## Data to process

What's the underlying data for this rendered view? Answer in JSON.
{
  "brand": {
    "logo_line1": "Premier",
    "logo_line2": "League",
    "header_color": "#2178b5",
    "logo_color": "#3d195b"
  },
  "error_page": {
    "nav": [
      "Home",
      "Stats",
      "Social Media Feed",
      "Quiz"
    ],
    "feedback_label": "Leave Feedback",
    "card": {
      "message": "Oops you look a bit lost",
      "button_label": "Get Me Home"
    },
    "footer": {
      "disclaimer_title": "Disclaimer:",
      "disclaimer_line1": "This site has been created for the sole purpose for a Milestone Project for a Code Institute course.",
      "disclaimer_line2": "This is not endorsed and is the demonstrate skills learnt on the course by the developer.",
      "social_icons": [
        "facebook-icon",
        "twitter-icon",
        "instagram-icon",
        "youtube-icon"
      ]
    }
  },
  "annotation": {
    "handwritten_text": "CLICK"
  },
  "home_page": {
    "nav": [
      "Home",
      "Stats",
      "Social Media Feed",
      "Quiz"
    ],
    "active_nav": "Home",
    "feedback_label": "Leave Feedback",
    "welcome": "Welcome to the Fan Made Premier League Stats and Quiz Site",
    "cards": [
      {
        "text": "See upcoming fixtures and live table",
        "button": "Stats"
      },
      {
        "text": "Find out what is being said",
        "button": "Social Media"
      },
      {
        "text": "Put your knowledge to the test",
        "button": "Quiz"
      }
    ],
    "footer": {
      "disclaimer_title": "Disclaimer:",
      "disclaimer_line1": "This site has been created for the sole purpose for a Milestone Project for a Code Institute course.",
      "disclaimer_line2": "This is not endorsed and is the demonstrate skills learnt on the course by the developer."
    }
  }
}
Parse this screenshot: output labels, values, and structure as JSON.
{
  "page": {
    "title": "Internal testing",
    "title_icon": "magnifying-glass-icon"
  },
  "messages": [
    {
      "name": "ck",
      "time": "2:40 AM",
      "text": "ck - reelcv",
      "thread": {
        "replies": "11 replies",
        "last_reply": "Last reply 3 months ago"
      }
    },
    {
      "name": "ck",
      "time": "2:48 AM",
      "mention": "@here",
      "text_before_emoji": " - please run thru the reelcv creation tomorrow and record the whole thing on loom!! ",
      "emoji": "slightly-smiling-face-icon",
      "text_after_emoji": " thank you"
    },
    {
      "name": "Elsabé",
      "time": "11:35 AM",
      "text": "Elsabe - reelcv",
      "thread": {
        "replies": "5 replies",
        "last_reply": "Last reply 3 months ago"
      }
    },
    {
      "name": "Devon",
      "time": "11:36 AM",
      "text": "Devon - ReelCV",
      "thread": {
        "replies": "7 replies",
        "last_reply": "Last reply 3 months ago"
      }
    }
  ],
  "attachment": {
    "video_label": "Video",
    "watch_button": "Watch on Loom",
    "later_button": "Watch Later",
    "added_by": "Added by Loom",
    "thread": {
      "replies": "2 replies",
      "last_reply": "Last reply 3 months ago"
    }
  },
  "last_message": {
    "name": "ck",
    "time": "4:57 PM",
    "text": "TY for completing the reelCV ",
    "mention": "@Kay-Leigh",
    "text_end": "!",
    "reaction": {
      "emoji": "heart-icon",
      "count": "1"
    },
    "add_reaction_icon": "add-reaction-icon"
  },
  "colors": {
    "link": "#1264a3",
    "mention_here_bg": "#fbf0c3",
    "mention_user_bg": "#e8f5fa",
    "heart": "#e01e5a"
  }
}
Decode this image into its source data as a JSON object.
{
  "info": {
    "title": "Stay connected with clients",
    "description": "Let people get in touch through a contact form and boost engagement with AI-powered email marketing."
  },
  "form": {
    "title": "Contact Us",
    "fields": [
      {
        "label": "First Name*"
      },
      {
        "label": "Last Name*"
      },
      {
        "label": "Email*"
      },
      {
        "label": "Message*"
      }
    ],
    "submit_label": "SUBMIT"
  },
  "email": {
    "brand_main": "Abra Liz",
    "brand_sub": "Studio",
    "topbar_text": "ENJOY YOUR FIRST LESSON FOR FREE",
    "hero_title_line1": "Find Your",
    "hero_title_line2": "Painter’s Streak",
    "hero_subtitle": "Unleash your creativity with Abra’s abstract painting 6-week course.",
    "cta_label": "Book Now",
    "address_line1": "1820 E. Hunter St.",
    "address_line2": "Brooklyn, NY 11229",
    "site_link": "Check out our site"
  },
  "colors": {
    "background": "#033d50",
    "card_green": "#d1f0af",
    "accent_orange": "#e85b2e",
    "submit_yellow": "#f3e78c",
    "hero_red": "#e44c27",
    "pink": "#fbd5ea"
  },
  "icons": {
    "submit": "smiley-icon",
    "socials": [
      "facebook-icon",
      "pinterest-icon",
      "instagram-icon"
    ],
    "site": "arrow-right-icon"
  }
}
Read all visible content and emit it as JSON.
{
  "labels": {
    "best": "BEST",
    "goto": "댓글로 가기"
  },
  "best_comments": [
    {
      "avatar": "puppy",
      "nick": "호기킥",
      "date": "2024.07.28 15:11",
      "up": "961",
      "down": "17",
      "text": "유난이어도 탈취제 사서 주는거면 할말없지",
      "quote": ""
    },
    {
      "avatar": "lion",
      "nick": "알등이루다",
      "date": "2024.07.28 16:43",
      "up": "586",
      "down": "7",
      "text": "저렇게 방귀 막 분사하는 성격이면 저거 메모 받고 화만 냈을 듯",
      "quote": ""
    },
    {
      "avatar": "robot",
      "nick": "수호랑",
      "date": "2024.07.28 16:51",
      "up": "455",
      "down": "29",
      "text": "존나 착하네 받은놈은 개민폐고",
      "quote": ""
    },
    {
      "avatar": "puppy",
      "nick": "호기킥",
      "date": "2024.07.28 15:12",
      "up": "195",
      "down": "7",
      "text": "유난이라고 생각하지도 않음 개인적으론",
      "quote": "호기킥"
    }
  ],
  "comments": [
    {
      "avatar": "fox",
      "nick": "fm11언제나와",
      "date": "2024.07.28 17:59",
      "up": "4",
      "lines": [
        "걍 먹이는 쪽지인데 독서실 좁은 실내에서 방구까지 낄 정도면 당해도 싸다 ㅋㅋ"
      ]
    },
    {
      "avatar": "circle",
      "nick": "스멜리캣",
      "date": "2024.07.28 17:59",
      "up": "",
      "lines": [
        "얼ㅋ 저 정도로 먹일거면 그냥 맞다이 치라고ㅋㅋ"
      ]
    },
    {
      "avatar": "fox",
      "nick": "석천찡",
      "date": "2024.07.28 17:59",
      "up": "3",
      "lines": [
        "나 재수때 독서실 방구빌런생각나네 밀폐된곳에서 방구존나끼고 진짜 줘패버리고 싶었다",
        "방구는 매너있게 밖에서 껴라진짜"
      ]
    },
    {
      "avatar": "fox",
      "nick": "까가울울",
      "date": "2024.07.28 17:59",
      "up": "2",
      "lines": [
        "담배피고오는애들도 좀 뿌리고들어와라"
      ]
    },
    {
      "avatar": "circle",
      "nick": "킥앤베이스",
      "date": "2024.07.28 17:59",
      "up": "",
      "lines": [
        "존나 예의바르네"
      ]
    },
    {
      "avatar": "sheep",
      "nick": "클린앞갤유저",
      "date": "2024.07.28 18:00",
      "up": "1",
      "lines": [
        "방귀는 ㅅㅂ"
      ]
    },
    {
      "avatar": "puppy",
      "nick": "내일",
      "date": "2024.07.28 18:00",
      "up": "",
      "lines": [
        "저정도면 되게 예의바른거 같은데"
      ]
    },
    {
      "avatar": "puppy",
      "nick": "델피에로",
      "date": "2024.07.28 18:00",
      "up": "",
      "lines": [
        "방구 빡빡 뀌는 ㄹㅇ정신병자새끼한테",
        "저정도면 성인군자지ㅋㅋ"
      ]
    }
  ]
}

## Task statement
Find the word "labels" in the data and copy out each line where it turns up.

## Written reply
Parse this screenshot: output labels, values, and structure as JSON.
  "labels": {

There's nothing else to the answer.